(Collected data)

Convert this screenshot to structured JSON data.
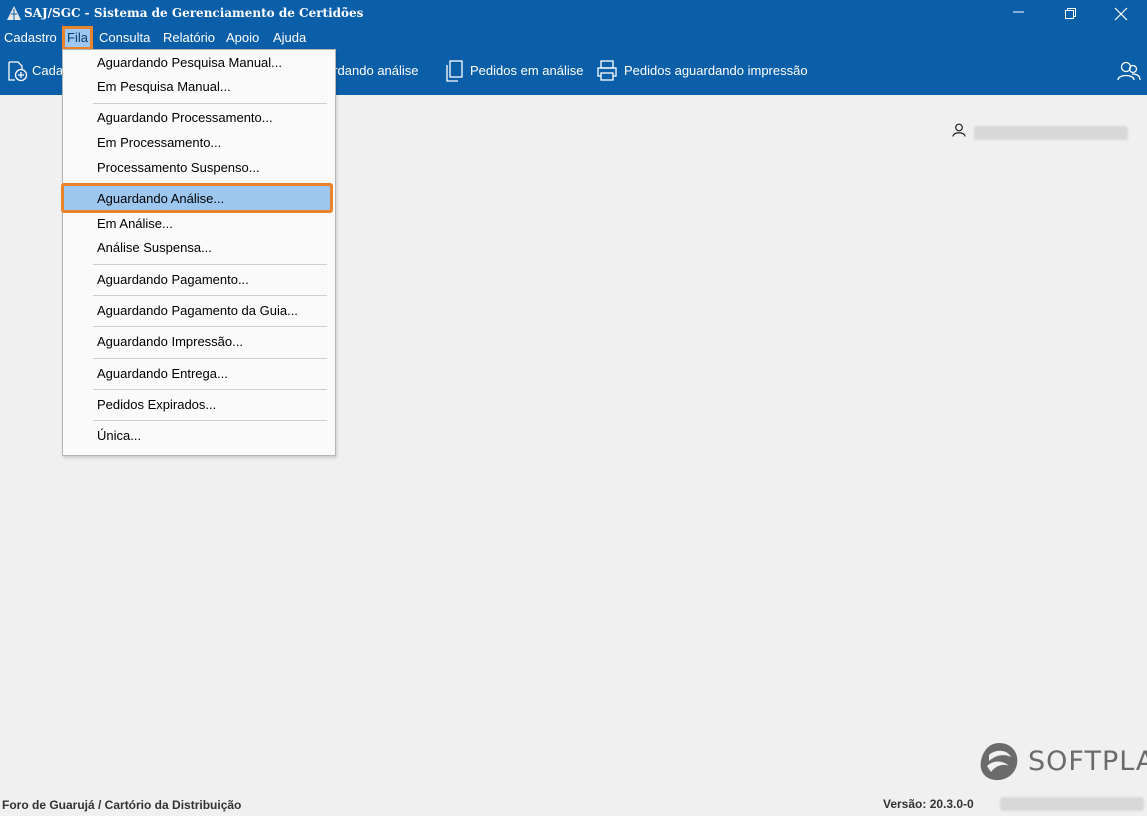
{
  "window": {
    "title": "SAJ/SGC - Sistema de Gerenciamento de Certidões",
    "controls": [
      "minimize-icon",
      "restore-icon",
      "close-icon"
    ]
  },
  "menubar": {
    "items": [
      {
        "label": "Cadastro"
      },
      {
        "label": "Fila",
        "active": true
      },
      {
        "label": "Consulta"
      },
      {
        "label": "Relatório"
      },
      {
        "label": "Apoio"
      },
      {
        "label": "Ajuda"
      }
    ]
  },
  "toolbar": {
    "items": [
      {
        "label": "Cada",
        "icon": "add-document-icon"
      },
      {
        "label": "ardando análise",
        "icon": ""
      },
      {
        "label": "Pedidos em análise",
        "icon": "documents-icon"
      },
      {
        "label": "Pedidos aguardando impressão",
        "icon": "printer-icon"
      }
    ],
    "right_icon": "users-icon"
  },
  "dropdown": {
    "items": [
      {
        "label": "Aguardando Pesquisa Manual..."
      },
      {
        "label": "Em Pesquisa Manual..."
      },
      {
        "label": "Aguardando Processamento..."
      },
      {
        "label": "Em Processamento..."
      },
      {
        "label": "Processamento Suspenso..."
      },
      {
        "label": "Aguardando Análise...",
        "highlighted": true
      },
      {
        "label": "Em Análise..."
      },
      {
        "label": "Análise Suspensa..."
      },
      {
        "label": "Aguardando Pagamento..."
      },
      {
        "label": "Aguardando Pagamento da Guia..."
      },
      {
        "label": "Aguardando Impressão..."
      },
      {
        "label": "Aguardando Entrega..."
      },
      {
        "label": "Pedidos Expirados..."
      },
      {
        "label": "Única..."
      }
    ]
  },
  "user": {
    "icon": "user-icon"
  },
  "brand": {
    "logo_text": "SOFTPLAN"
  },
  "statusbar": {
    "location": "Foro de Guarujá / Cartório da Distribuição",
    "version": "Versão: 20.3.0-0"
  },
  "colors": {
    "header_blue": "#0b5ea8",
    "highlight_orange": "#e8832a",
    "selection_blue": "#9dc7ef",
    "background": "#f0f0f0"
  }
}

(Required work) All the lines above are to be reproduced exactly, except the pictures.

(Final result)
Convert this screenshot to structured JSON data.
{
  "window": {
    "title": "SAJ/SGC - Sistema de Gerenciamento de Certidões",
    "controls": [
      "minimize-icon",
      "restore-icon",
      "close-icon"
    ]
  },
  "menubar": {
    "items": [
      {
        "label": "Cadastro"
      },
      {
        "label": "Fila",
        "active": true
      },
      {
        "label": "Consulta"
      },
      {
        "label": "Relatório"
      },
      {
        "label": "Apoio"
      },
      {
        "label": "Ajuda"
      }
    ]
  },
  "toolbar": {
    "items": [
      {
        "label": "Cada",
        "icon": "add-document-icon"
      },
      {
        "label": "ardando análise",
        "icon": ""
      },
      {
        "label": "Pedidos em análise",
        "icon": "documents-icon"
      },
      {
        "label": "Pedidos aguardando impressão",
        "icon": "printer-icon"
      }
    ],
    "right_icon": "users-icon"
  },
  "dropdown": {
    "items": [
      {
        "label": "Aguardando Pesquisa Manual..."
      },
      {
        "label": "Em Pesquisa Manual..."
      },
      {
        "label": "Aguardando Processamento..."
      },
      {
        "label": "Em Processamento..."
      },
      {
        "label": "Processamento Suspenso..."
      },
      {
        "label": "Aguardando Análise...",
        "highlighted": true
      },
      {
        "label": "Em Análise..."
      },
      {
        "label": "Análise Suspensa..."
      },
      {
        "label": "Aguardando Pagamento..."
      },
      {
        "label": "Aguardando Pagamento da Guia..."
      },
      {
        "label": "Aguardando Impressão..."
      },
      {
        "label": "Aguardando Entrega..."
      },
      {
        "label": "Pedidos Expirados..."
      },
      {
        "label": "Única..."
      }
    ]
  },
  "user": {
    "icon": "user-icon"
  },
  "brand": {
    "logo_text": "SOFTPLAN"
  },
  "statusbar": {
    "location": "Foro de Guarujá / Cartório da Distribuição",
    "version": "Versão: 20.3.0-0"
  },
  "colors": {
    "header_blue": "#0b5ea8",
    "highlight_orange": "#e8832a",
    "selection_blue": "#9dc7ef",
    "background": "#f0f0f0"
  }
}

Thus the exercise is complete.